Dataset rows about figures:
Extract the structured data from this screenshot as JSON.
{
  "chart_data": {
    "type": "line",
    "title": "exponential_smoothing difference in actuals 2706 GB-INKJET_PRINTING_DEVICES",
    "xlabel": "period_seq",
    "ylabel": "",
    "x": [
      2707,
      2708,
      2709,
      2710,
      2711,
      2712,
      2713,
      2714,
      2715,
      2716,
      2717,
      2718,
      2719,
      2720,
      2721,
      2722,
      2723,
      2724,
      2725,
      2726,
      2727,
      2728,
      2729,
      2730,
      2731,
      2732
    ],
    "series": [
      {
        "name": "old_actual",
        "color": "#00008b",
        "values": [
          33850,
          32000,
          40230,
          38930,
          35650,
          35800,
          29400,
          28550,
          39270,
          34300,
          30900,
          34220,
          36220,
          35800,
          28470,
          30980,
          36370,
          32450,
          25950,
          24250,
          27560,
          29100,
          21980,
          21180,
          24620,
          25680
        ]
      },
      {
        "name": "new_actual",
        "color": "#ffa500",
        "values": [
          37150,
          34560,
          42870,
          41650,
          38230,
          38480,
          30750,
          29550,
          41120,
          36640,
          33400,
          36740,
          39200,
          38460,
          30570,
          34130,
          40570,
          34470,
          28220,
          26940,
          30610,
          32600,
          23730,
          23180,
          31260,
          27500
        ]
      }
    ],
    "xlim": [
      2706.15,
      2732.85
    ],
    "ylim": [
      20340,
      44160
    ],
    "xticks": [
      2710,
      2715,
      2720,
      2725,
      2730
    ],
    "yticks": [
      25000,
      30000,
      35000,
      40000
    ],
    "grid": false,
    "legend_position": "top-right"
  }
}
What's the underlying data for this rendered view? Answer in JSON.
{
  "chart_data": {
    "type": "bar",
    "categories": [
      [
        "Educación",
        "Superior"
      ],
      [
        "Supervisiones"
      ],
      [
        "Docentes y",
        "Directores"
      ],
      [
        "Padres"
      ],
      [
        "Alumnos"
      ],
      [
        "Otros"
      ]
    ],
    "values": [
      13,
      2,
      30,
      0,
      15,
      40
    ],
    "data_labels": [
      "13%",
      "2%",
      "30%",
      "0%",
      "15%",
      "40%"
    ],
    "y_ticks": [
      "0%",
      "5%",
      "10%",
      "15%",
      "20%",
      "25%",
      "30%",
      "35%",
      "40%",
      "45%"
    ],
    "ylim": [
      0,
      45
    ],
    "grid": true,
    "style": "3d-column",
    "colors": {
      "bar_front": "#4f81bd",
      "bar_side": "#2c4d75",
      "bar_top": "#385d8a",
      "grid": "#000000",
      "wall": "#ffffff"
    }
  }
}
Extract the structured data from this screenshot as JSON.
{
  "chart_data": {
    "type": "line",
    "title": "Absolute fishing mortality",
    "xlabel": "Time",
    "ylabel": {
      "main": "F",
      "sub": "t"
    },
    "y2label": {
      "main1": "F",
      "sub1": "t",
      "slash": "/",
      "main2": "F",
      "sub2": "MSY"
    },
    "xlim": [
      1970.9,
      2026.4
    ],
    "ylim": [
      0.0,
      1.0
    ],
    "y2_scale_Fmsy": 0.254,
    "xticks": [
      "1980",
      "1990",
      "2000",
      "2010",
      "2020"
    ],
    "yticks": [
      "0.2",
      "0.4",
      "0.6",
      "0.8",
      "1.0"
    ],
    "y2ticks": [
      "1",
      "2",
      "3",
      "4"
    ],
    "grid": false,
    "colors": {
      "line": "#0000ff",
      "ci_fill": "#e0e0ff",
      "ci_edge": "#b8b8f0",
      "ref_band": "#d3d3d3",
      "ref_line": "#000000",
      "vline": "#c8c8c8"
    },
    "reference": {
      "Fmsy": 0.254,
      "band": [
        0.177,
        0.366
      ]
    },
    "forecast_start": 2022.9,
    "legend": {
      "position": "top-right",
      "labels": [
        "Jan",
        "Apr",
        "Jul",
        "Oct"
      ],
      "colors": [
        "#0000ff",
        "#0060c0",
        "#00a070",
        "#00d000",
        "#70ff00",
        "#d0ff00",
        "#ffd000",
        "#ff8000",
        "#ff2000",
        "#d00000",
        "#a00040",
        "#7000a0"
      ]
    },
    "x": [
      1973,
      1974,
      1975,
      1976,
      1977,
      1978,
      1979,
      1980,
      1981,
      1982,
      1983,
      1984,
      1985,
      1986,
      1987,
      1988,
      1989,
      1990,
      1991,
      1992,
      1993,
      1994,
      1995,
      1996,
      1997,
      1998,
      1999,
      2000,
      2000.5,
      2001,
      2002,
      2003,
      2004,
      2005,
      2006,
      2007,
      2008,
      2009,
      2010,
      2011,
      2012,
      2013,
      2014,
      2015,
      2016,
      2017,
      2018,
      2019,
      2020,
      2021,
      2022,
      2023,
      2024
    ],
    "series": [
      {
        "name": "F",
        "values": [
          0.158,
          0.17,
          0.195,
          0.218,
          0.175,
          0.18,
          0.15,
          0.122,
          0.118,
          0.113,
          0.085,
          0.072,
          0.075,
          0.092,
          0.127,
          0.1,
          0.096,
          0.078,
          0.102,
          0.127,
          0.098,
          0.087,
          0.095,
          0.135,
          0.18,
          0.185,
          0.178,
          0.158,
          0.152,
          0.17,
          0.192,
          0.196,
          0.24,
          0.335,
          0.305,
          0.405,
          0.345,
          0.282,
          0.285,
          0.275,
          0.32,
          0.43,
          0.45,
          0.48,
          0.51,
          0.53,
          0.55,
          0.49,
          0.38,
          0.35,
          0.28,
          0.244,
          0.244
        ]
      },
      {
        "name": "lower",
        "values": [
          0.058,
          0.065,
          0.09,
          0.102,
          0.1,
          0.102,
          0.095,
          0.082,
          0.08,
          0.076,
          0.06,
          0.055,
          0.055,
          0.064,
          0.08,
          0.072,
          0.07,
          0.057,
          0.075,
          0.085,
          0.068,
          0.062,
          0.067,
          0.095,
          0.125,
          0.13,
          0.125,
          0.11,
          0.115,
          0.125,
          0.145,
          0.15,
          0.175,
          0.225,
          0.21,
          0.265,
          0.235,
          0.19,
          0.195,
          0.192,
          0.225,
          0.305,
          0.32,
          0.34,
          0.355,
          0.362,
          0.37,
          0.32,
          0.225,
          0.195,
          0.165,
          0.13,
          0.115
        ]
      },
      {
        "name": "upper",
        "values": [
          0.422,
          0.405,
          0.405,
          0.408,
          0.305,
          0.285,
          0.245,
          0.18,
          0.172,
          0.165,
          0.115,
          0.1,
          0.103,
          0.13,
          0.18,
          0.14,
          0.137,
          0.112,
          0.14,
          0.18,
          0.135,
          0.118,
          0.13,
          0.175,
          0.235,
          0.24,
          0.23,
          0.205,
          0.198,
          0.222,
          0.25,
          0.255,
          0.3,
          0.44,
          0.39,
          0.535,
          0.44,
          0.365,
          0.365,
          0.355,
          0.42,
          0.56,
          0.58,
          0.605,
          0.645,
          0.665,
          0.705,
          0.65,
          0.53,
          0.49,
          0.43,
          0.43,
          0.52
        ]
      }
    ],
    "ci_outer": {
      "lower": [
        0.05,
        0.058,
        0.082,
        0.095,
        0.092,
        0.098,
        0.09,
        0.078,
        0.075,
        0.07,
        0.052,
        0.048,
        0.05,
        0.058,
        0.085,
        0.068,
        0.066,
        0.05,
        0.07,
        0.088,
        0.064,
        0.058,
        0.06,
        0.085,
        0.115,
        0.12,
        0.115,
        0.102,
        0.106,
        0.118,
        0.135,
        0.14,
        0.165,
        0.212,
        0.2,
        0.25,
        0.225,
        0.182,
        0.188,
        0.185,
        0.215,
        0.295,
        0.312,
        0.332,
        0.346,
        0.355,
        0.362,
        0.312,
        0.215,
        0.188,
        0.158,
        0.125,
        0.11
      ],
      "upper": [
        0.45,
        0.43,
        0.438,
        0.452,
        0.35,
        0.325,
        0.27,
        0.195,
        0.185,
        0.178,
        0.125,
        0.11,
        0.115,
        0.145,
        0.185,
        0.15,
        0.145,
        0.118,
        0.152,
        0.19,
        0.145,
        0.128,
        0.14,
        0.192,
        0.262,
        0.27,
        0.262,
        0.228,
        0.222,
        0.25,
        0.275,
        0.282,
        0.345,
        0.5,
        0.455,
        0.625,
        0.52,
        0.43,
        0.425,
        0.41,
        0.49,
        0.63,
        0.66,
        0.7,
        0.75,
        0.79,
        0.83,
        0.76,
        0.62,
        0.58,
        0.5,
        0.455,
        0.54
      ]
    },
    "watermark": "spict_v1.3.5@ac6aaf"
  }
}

Task goal: Tally the lines of the records holding the word "title", then state only the tally.

Answer to this task: 2